EXERCISE DETAILS » Copy out each line of the material in which the word "updated" appears.

MATERIAL FOR THE TASK »
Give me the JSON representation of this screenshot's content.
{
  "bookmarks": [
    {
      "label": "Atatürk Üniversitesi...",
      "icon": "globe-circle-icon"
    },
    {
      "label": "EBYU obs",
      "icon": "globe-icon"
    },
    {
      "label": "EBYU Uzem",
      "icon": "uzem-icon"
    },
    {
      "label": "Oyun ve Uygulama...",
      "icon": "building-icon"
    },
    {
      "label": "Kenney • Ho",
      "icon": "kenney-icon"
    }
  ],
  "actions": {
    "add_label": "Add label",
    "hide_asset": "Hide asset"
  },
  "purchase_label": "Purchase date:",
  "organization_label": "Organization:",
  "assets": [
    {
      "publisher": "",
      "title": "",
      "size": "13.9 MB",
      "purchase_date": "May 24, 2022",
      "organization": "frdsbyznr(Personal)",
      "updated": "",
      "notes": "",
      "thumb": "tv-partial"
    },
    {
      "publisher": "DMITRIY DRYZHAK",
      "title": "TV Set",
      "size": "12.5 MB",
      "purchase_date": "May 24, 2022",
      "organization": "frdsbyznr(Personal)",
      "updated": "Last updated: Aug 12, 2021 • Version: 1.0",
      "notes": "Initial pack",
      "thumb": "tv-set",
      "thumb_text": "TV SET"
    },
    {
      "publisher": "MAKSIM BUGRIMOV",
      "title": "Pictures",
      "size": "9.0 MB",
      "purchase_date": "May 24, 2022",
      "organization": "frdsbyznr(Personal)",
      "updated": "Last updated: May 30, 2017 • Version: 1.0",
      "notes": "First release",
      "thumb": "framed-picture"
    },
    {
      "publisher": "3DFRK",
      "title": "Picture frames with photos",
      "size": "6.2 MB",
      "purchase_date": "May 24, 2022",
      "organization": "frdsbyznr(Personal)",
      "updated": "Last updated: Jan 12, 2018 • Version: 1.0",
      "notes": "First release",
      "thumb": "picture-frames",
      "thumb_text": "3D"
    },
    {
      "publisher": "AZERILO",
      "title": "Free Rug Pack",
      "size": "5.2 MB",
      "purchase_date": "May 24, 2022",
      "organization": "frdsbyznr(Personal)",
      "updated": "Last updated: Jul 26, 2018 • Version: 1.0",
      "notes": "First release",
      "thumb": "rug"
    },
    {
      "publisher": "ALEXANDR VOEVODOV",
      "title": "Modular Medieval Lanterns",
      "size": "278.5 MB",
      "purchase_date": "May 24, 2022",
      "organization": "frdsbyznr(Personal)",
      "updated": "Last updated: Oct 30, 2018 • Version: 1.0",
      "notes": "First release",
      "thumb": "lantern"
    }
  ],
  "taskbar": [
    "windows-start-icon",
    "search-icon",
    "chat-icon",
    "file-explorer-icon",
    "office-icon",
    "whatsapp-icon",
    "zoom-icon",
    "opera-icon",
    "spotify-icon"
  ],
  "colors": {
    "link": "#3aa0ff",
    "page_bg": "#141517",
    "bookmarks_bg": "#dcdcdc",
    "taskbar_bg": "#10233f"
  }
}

REPLY »
      "updated": "",
      "updated": "Last updated: Aug 12, 2021 • Version: 1.0",
      "updated": "Last updated: May 30, 2017 • Version: 1.0",
      "updated": "Last updated: Jan 12, 2018 • Version: 1.0",
      "updated": "Last updated: Jul 26, 2018 • Version: 1.0",
      "updated": "Last updated: Oct 30, 2018 • Version: 1.0",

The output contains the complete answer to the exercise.